Exercise description
Copy out all the records exactly.

Data to process

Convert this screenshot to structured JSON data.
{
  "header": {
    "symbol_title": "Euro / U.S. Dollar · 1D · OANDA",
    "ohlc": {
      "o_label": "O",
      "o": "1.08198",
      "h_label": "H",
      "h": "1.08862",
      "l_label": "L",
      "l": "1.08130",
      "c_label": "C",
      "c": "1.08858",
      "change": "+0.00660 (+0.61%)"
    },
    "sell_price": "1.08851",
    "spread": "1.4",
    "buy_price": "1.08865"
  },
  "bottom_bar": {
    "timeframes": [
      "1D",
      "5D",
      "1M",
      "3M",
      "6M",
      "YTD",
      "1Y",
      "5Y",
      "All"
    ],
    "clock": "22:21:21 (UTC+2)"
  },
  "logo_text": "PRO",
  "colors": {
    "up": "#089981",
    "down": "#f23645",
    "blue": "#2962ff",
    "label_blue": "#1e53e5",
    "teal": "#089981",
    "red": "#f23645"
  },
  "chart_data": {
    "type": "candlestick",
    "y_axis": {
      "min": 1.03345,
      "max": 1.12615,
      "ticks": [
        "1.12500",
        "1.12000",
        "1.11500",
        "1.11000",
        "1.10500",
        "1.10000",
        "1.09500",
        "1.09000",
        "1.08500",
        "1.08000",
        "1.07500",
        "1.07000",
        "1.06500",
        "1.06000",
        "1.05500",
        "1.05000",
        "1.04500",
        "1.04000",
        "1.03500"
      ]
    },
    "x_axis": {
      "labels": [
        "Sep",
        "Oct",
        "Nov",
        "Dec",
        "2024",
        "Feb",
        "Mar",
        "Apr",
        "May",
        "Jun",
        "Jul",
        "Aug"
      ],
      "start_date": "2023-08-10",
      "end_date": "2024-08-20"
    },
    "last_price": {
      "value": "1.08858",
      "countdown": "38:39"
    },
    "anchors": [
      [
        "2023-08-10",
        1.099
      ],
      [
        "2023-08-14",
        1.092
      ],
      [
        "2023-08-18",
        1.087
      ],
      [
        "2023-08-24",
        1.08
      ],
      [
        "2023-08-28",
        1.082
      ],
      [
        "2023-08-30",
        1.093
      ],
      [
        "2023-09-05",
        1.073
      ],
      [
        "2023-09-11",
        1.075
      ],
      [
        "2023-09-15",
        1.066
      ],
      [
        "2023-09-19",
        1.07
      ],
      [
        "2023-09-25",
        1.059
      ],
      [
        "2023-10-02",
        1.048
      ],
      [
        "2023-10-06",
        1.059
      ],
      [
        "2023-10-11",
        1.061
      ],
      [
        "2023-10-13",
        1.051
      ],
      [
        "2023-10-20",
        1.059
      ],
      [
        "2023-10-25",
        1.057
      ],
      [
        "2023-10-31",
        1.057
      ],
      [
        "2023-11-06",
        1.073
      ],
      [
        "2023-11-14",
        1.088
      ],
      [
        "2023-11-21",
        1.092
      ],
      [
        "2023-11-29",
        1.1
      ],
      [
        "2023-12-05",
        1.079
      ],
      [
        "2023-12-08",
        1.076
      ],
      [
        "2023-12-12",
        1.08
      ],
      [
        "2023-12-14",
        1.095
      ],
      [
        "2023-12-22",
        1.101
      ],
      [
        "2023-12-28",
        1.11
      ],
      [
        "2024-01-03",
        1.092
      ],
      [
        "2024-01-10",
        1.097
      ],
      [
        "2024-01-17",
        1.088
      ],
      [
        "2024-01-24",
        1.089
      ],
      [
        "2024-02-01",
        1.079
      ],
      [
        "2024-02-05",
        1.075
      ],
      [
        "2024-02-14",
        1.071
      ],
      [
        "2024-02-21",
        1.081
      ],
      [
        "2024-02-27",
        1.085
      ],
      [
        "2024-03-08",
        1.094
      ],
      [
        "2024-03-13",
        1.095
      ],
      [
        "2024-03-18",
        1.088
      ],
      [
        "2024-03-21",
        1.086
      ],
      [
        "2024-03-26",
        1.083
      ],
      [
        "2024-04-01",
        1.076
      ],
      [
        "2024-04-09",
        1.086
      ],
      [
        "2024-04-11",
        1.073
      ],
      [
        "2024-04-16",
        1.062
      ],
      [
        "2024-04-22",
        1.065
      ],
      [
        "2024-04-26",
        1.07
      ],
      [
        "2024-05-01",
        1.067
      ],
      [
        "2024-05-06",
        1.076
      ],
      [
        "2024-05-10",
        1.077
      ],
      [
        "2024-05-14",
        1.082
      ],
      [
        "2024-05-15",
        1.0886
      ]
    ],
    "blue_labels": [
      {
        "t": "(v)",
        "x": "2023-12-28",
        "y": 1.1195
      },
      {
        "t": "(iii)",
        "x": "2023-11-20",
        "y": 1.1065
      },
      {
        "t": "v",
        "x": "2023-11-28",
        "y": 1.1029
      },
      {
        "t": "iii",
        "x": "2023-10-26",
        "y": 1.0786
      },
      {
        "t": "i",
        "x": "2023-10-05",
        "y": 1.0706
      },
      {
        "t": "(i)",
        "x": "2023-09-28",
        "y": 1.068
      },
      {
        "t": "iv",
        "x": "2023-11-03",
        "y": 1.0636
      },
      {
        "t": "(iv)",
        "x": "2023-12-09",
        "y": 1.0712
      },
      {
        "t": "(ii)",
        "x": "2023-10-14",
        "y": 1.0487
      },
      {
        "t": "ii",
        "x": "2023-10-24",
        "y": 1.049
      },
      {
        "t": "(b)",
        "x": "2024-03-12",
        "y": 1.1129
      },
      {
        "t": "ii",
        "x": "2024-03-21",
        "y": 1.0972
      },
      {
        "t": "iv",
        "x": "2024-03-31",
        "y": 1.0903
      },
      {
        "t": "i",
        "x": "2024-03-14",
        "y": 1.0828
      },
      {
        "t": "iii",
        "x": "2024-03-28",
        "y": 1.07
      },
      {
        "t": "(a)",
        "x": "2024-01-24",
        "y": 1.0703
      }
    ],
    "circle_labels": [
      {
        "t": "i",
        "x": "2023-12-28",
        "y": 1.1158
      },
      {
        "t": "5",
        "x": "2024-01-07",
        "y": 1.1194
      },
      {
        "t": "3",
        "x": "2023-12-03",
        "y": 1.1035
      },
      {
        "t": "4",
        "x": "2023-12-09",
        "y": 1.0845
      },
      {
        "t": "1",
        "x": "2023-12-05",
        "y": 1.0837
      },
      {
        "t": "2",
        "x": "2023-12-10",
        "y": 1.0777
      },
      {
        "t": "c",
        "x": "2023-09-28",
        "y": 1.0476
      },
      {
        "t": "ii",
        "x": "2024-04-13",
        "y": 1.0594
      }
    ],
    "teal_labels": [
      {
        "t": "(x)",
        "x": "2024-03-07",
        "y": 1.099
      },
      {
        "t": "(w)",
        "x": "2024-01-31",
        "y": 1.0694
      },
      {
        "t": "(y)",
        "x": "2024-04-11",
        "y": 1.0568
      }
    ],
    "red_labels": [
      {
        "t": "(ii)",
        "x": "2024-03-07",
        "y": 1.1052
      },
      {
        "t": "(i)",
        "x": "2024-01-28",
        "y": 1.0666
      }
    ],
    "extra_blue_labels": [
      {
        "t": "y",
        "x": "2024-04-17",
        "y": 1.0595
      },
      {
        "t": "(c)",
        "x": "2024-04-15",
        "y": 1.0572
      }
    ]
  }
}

Response to this task
Convert this screenshot to structured JSON data.
{
  "header": {
    "symbol_title": "Euro / U.S. Dollar · 1D · OANDA",
    "ohlc": {
      "o_label": "O",
      "o": "1.08198",
      "h_label": "H",
      "h": "1.08862",
      "l_label": "L",
      "l": "1.08130",
      "c_label": "C",
      "c": "1.08858",
      "change": "+0.00660 (+0.61%)"
    },
    "sell_price": "1.08851",
    "spread": "1.4",
    "buy_price": "1.08865"
  },
  "bottom_bar": {
    "timeframes": [
      "1D",
      "5D",
      "1M",
      "3M",
      "6M",
      "YTD",
      "1Y",
      "5Y",
      "All"
    ],
    "clock": "22:21:21 (UTC+2)"
  },
  "logo_text": "PRO",
  "colors": {
    "up": "#089981",
    "down": "#f23645",
    "blue": "#2962ff",
    "label_blue": "#1e53e5",
    "teal": "#089981",
    "red": "#f23645"
  },
  "chart_data": {
    "type": "candlestick",
    "y_axis": {
      "min": 1.03345,
      "max": 1.12615,
      "ticks": [
        "1.12500",
        "1.12000",
        "1.11500",
        "1.11000",
        "1.10500",
        "1.10000",
        "1.09500",
        "1.09000",
        "1.08500",
        "1.08000",
        "1.07500",
        "1.07000",
        "1.06500",
        "1.06000",
        "1.05500",
        "1.05000",
        "1.04500",
        "1.04000",
        "1.03500"
      ]
    },
    "x_axis": {
      "labels": [
        "Sep",
        "Oct",
        "Nov",
        "Dec",
        "2024",
        "Feb",
        "Mar",
        "Apr",
        "May",
        "Jun",
        "Jul",
        "Aug"
      ],
      "start_date": "2023-08-10",
      "end_date": "2024-08-20"
    },
    "last_price": {
      "value": "1.08858",
      "countdown": "38:39"
    },
    "anchors": [
      [
        "2023-08-10",
        1.099
      ],
      [
        "2023-08-14",
        1.092
      ],
      [
        "2023-08-18",
        1.087
      ],
      [
        "2023-08-24",
        1.08
      ],
      [
        "2023-08-28",
        1.082
      ],
      [
        "2023-08-30",
        1.093
      ],
      [
        "2023-09-05",
        1.073
      ],
      [
        "2023-09-11",
        1.075
      ],
      [
        "2023-09-15",
        1.066
      ],
      [
        "2023-09-19",
        1.07
      ],
      [
        "2023-09-25",
        1.059
      ],
      [
        "2023-10-02",
        1.048
      ],
      [
        "2023-10-06",
        1.059
      ],
      [
        "2023-10-11",
        1.061
      ],
      [
        "2023-10-13",
        1.051
      ],
      [
        "2023-10-20",
        1.059
      ],
      [
        "2023-10-25",
        1.057
      ],
      [
        "2023-10-31",
        1.057
      ],
      [
        "2023-11-06",
        1.073
      ],
      [
        "2023-11-14",
        1.088
      ],
      [
        "2023-11-21",
        1.092
      ],
      [
        "2023-11-29",
        1.1
      ],
      [
        "2023-12-05",
        1.079
      ],
      [
        "2023-12-08",
        1.076
      ],
      [
        "2023-12-12",
        1.08
      ],
      [
        "2023-12-14",
        1.095
      ],
      [
        "2023-12-22",
        1.101
      ],
      [
        "2023-12-28",
        1.11
      ],
      [
        "2024-01-03",
        1.092
      ],
      [
        "2024-01-10",
        1.097
      ],
      [
        "2024-01-17",
        1.088
      ],
      [
        "2024-01-24",
        1.089
      ],
      [
        "2024-02-01",
        1.079
      ],
      [
        "2024-02-05",
        1.075
      ],
      [
        "2024-02-14",
        1.071
      ],
      [
        "2024-02-21",
        1.081
      ],
      [
        "2024-02-27",
        1.085
      ],
      [
        "2024-03-08",
        1.094
      ],
      [
        "2024-03-13",
        1.095
      ],
      [
        "2024-03-18",
        1.088
      ],
      [
        "2024-03-21",
        1.086
      ],
      [
        "2024-03-26",
        1.083
      ],
      [
        "2024-04-01",
        1.076
      ],
      [
        "2024-04-09",
        1.086
      ],
      [
        "2024-04-11",
        1.073
      ],
      [
        "2024-04-16",
        1.062
      ],
      [
        "2024-04-22",
        1.065
      ],
      [
        "2024-04-26",
        1.07
      ],
      [
        "2024-05-01",
        1.067
      ],
      [
        "2024-05-06",
        1.076
      ],
      [
        "2024-05-10",
        1.077
      ],
      [
        "2024-05-14",
        1.082
      ],
      [
        "2024-05-15",
        1.0886
      ]
    ],
    "blue_labels": [
      {
        "t": "(v)",
        "x": "2023-12-28",
        "y": 1.1195
      },
      {
        "t": "(iii)",
        "x": "2023-11-20",
        "y": 1.1065
      },
      {
        "t": "v",
        "x": "2023-11-28",
        "y": 1.1029
      },
      {
        "t": "iii",
        "x": "2023-10-26",
        "y": 1.0786
      },
      {
        "t": "i",
        "x": "2023-10-05",
        "y": 1.0706
      },
      {
        "t": "(i)",
        "x": "2023-09-28",
        "y": 1.068
      },
      {
        "t": "iv",
        "x": "2023-11-03",
        "y": 1.0636
      },
      {
        "t": "(iv)",
        "x": "2023-12-09",
        "y": 1.0712
      },
      {
        "t": "(ii)",
        "x": "2023-10-14",
        "y": 1.0487
      },
      {
        "t": "ii",
        "x": "2023-10-24",
        "y": 1.049
      },
      {
        "t": "(b)",
        "x": "2024-03-12",
        "y": 1.1129
      },
      {
        "t": "ii",
        "x": "2024-03-21",
        "y": 1.0972
      },
      {
        "t": "iv",
        "x": "2024-03-31",
        "y": 1.0903
      },
      {
        "t": "i",
        "x": "2024-03-14",
        "y": 1.0828
      },
      {
        "t": "iii",
        "x": "2024-03-28",
        "y": 1.07
      },
      {
        "t": "(a)",
        "x": "2024-01-24",
        "y": 1.0703
      }
    ],
    "circle_labels": [
      {
        "t": "i",
        "x": "2023-12-28",
        "y": 1.1158
      },
      {
        "t": "5",
        "x": "2024-01-07",
        "y": 1.1194
      },
      {
        "t": "3",
        "x": "2023-12-03",
        "y": 1.1035
      },
      {
        "t": "4",
        "x": "2023-12-09",
        "y": 1.0845
      },
      {
        "t": "1",
        "x": "2023-12-05",
        "y": 1.0837
      },
      {
        "t": "2",
        "x": "2023-12-10",
        "y": 1.0777
      },
      {
        "t": "c",
        "x": "2023-09-28",
        "y": 1.0476
      },
      {
        "t": "ii",
        "x": "2024-04-13",
        "y": 1.0594
      }
    ],
    "teal_labels": [
      {
        "t": "(x)",
        "x": "2024-03-07",
        "y": 1.099
      },
      {
        "t": "(w)",
        "x": "2024-01-31",
        "y": 1.0694
      },
      {
        "t": "(y)",
        "x": "2024-04-11",
        "y": 1.0568
      }
    ],
    "red_labels": [
      {
        "t": "(ii)",
        "x": "2024-03-07",
        "y": 1.1052
      },
      {
        "t": "(i)",
        "x": "2024-01-28",
        "y": 1.0666
      }
    ],
    "extra_blue_labels": [
      {
        "t": "y",
        "x": "2024-04-17",
        "y": 1.0595
      },
      {
        "t": "(c)",
        "x": "2024-04-15",
        "y": 1.0572
      }
    ]
  }
}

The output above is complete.